§ Required task
Exactly reproduce each record listed below.
┌──
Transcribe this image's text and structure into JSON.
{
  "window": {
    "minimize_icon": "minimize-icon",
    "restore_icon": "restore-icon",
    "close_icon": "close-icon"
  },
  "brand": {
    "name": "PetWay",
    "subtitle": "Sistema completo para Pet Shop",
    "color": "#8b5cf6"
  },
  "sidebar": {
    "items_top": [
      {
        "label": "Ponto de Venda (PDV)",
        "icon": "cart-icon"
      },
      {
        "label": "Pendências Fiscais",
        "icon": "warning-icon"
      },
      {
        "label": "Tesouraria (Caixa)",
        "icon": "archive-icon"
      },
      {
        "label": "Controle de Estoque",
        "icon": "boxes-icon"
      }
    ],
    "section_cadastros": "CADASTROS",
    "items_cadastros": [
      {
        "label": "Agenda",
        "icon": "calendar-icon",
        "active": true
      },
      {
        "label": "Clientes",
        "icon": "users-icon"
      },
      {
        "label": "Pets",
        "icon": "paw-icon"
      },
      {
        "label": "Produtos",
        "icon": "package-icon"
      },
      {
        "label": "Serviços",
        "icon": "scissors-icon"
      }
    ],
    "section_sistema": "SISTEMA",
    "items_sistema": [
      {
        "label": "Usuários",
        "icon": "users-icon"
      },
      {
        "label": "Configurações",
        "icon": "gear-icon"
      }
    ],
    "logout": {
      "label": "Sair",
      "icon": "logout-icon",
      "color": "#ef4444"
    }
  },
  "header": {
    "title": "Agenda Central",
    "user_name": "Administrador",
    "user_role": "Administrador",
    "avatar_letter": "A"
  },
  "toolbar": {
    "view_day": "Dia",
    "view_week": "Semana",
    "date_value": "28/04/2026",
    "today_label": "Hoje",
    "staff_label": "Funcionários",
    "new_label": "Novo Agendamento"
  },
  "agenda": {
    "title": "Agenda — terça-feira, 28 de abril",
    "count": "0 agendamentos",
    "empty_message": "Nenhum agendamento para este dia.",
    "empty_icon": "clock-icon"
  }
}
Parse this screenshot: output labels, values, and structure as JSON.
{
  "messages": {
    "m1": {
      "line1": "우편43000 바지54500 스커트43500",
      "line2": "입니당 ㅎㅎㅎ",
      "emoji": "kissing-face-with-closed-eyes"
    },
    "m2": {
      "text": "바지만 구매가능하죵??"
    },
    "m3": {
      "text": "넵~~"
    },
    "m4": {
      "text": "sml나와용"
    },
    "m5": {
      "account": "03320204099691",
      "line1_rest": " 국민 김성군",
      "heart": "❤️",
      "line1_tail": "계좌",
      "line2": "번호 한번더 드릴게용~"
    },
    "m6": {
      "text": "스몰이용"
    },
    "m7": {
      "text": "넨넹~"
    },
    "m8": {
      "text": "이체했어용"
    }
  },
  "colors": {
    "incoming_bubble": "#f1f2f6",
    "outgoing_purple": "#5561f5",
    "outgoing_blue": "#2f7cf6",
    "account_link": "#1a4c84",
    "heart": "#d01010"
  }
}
└──
§ Answer to the exercise
Transcribe this image's text and structure into JSON.
{
  "window": {
    "minimize_icon": "minimize-icon",
    "restore_icon": "restore-icon",
    "close_icon": "close-icon"
  },
  "brand": {
    "name": "PetWay",
    "subtitle": "Sistema completo para Pet Shop",
    "color": "#8b5cf6"
  },
  "sidebar": {
    "items_top": [
      {
        "label": "Ponto de Venda (PDV)",
        "icon": "cart-icon"
      },
      {
        "label": "Pendências Fiscais",
        "icon": "warning-icon"
      },
      {
        "label": "Tesouraria (Caixa)",
        "icon": "archive-icon"
      },
      {
        "label": "Controle de Estoque",
        "icon": "boxes-icon"
      }
    ],
    "section_cadastros": "CADASTROS",
    "items_cadastros": [
      {
        "label": "Agenda",
        "icon": "calendar-icon",
        "active": true
      },
      {
        "label": "Clientes",
        "icon": "users-icon"
      },
      {
        "label": "Pets",
        "icon": "paw-icon"
      },
      {
        "label": "Produtos",
        "icon": "package-icon"
      },
      {
        "label": "Serviços",
        "icon": "scissors-icon"
      }
    ],
    "section_sistema": "SISTEMA",
    "items_sistema": [
      {
        "label": "Usuários",
        "icon": "users-icon"
      },
      {
        "label": "Configurações",
        "icon": "gear-icon"
      }
    ],
    "logout": {
      "label": "Sair",
      "icon": "logout-icon",
      "color": "#ef4444"
    }
  },
  "header": {
    "title": "Agenda Central",
    "user_name": "Administrador",
    "user_role": "Administrador",
    "avatar_letter": "A"
  },
  "toolbar": {
    "view_day": "Dia",
    "view_week": "Semana",
    "date_value": "28/04/2026",
    "today_label": "Hoje",
    "staff_label": "Funcionários",
    "new_label": "Novo Agendamento"
  },
  "agenda": {
    "title": "Agenda — terça-feira, 28 de abril",
    "count": "0 agendamentos",
    "empty_message": "Nenhum agendamento para este dia.",
    "empty_icon": "clock-icon"
  }
}
Parse this screenshot: output labels, values, and structure as JSON.
{
  "messages": {
    "m1": {
      "line1": "우편43000 바지54500 스커트43500",
      "line2": "입니당 ㅎㅎㅎ",
      "emoji": "kissing-face-with-closed-eyes"
    },
    "m2": {
      "text": "바지만 구매가능하죵??"
    },
    "m3": {
      "text": "넵~~"
    },
    "m4": {
      "text": "sml나와용"
    },
    "m5": {
      "account": "03320204099691",
      "line1_rest": " 국민 김성군",
      "heart": "❤️",
      "line1_tail": "계좌",
      "line2": "번호 한번더 드릴게용~"
    },
    "m6": {
      "text": "스몰이용"
    },
    "m7": {
      "text": "넨넹~"
    },
    "m8": {
      "text": "이체했어용"
    }
  },
  "colors": {
    "incoming_bubble": "#f1f2f6",
    "outgoing_purple": "#5561f5",
    "outgoing_blue": "#2f7cf6",
    "account_link": "#1a4c84",
    "heart": "#d01010"
  }
}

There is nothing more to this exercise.